What you need to do
Quote the full listing word for word.

Provided entries
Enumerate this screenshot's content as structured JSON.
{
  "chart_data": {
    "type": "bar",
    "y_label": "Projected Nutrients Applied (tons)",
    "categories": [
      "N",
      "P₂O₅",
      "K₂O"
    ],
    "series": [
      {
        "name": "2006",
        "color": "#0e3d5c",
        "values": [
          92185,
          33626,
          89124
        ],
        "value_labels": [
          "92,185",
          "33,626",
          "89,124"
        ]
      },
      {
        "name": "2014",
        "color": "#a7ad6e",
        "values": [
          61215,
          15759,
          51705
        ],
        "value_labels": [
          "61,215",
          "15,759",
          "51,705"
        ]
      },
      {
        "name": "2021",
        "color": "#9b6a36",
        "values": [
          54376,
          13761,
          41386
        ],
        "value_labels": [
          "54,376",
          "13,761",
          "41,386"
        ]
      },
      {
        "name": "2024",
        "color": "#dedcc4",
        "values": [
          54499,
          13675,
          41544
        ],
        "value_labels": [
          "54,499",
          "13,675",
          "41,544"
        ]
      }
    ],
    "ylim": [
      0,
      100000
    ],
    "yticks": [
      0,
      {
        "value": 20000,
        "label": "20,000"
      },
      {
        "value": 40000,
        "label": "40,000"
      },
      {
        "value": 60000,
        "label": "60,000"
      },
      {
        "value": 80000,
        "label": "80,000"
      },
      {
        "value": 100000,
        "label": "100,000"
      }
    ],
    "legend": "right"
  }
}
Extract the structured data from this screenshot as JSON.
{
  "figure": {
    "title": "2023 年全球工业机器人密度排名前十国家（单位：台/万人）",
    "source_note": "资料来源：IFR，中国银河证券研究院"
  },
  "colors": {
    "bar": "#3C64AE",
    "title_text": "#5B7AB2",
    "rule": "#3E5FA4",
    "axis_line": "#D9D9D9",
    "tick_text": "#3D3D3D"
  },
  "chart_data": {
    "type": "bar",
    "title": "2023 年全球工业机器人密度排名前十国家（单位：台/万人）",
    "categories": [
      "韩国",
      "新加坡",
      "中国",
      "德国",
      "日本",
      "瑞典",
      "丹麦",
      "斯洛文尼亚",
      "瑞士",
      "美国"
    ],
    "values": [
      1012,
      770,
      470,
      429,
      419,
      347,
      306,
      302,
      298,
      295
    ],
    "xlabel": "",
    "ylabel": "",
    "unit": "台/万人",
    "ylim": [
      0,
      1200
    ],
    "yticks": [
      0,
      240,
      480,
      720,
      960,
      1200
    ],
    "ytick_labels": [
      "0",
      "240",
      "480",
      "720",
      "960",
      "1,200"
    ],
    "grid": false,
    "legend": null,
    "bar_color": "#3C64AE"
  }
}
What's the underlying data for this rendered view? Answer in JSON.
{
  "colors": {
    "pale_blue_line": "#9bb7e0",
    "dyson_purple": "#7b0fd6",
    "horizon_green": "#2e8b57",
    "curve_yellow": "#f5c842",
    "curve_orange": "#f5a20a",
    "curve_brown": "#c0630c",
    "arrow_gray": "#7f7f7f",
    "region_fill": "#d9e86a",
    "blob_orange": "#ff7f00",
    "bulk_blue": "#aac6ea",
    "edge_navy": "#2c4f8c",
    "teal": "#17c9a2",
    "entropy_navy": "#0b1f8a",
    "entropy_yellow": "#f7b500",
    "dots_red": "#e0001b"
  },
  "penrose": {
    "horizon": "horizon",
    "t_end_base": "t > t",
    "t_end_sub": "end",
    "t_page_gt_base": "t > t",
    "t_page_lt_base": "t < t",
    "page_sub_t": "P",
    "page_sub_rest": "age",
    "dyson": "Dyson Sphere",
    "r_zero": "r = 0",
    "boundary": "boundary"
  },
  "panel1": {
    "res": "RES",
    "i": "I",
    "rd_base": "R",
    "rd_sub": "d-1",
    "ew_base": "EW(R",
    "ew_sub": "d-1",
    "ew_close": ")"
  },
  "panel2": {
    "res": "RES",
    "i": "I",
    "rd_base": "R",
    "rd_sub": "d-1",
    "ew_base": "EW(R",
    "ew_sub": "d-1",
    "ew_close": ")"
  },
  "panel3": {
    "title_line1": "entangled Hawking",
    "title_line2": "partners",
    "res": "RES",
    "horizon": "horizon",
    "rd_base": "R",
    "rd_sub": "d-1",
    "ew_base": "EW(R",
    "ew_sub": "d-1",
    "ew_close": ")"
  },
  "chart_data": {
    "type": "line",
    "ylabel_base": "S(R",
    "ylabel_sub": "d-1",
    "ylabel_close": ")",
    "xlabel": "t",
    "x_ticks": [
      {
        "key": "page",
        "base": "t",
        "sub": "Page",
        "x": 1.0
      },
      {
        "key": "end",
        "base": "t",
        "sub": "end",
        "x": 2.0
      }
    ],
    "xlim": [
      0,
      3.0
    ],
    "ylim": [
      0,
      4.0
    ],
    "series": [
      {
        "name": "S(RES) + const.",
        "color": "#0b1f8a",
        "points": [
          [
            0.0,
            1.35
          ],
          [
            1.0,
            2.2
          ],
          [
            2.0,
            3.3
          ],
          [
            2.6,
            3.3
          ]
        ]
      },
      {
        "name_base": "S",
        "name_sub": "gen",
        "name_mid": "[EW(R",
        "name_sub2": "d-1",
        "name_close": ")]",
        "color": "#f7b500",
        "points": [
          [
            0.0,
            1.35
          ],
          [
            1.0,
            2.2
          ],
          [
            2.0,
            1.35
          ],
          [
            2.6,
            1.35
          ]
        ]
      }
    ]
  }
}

Task solution
Enumerate this screenshot's content as structured JSON.
{
  "chart_data": {
    "type": "bar",
    "y_label": "Projected Nutrients Applied (tons)",
    "categories": [
      "N",
      "P₂O₅",
      "K₂O"
    ],
    "series": [
      {
        "name": "2006",
        "color": "#0e3d5c",
        "values": [
          92185,
          33626,
          89124
        ],
        "value_labels": [
          "92,185",
          "33,626",
          "89,124"
        ]
      },
      {
        "name": "2014",
        "color": "#a7ad6e",
        "values": [
          61215,
          15759,
          51705
        ],
        "value_labels": [
          "61,215",
          "15,759",
          "51,705"
        ]
      },
      {
        "name": "2021",
        "color": "#9b6a36",
        "values": [
          54376,
          13761,
          41386
        ],
        "value_labels": [
          "54,376",
          "13,761",
          "41,386"
        ]
      },
      {
        "name": "2024",
        "color": "#dedcc4",
        "values": [
          54499,
          13675,
          41544
        ],
        "value_labels": [
          "54,499",
          "13,675",
          "41,544"
        ]
      }
    ],
    "ylim": [
      0,
      100000
    ],
    "yticks": [
      0,
      {
        "value": 20000,
        "label": "20,000"
      },
      {
        "value": 40000,
        "label": "40,000"
      },
      {
        "value": 60000,
        "label": "60,000"
      },
      {
        "value": 80000,
        "label": "80,000"
      },
      {
        "value": 100000,
        "label": "100,000"
      }
    ],
    "legend": "right"
  }
}
Extract the structured data from this screenshot as JSON.
{
  "figure": {
    "title": "2023 年全球工业机器人密度排名前十国家（单位：台/万人）",
    "source_note": "资料来源：IFR，中国银河证券研究院"
  },
  "colors": {
    "bar": "#3C64AE",
    "title_text": "#5B7AB2",
    "rule": "#3E5FA4",
    "axis_line": "#D9D9D9",
    "tick_text": "#3D3D3D"
  },
  "chart_data": {
    "type": "bar",
    "title": "2023 年全球工业机器人密度排名前十国家（单位：台/万人）",
    "categories": [
      "韩国",
      "新加坡",
      "中国",
      "德国",
      "日本",
      "瑞典",
      "丹麦",
      "斯洛文尼亚",
      "瑞士",
      "美国"
    ],
    "values": [
      1012,
      770,
      470,
      429,
      419,
      347,
      306,
      302,
      298,
      295
    ],
    "xlabel": "",
    "ylabel": "",
    "unit": "台/万人",
    "ylim": [
      0,
      1200
    ],
    "yticks": [
      0,
      240,
      480,
      720,
      960,
      1200
    ],
    "ytick_labels": [
      "0",
      "240",
      "480",
      "720",
      "960",
      "1,200"
    ],
    "grid": false,
    "legend": null,
    "bar_color": "#3C64AE"
  }
}
What's the underlying data for this rendered view? Answer in JSON.
{
  "colors": {
    "pale_blue_line": "#9bb7e0",
    "dyson_purple": "#7b0fd6",
    "horizon_green": "#2e8b57",
    "curve_yellow": "#f5c842",
    "curve_orange": "#f5a20a",
    "curve_brown": "#c0630c",
    "arrow_gray": "#7f7f7f",
    "region_fill": "#d9e86a",
    "blob_orange": "#ff7f00",
    "bulk_blue": "#aac6ea",
    "edge_navy": "#2c4f8c",
    "teal": "#17c9a2",
    "entropy_navy": "#0b1f8a",
    "entropy_yellow": "#f7b500",
    "dots_red": "#e0001b"
  },
  "penrose": {
    "horizon": "horizon",
    "t_end_base": "t > t",
    "t_end_sub": "end",
    "t_page_gt_base": "t > t",
    "t_page_lt_base": "t < t",
    "page_sub_t": "P",
    "page_sub_rest": "age",
    "dyson": "Dyson Sphere",
    "r_zero": "r = 0",
    "boundary": "boundary"
  },
  "panel1": {
    "res": "RES",
    "i": "I",
    "rd_base": "R",
    "rd_sub": "d-1",
    "ew_base": "EW(R",
    "ew_sub": "d-1",
    "ew_close": ")"
  },
  "panel2": {
    "res": "RES",
    "i": "I",
    "rd_base": "R",
    "rd_sub": "d-1",
    "ew_base": "EW(R",
    "ew_sub": "d-1",
    "ew_close": ")"
  },
  "panel3": {
    "title_line1": "entangled Hawking",
    "title_line2": "partners",
    "res": "RES",
    "horizon": "horizon",
    "rd_base": "R",
    "rd_sub": "d-1",
    "ew_base": "EW(R",
    "ew_sub": "d-1",
    "ew_close": ")"
  },
  "chart_data": {
    "type": "line",
    "ylabel_base": "S(R",
    "ylabel_sub": "d-1",
    "ylabel_close": ")",
    "xlabel": "t",
    "x_ticks": [
      {
        "key": "page",
        "base": "t",
        "sub": "Page",
        "x": 1.0
      },
      {
        "key": "end",
        "base": "t",
        "sub": "end",
        "x": 2.0
      }
    ],
    "xlim": [
      0,
      3.0
    ],
    "ylim": [
      0,
      4.0
    ],
    "series": [
      {
        "name": "S(RES) + const.",
        "color": "#0b1f8a",
        "points": [
          [
            0.0,
            1.35
          ],
          [
            1.0,
            2.2
          ],
          [
            2.0,
            3.3
          ],
          [
            2.6,
            3.3
          ]
        ]
      },
      {
        "name_base": "S",
        "name_sub": "gen",
        "name_mid": "[EW(R",
        "name_sub2": "d-1",
        "name_close": ")]",
        "color": "#f7b500",
        "points": [
          [
            0.0,
            1.35
          ],
          [
            1.0,
            2.2
          ],
          [
            2.0,
            1.35
          ],
          [
            2.6,
            1.35
          ]
        ]
      }
    ]
  }
}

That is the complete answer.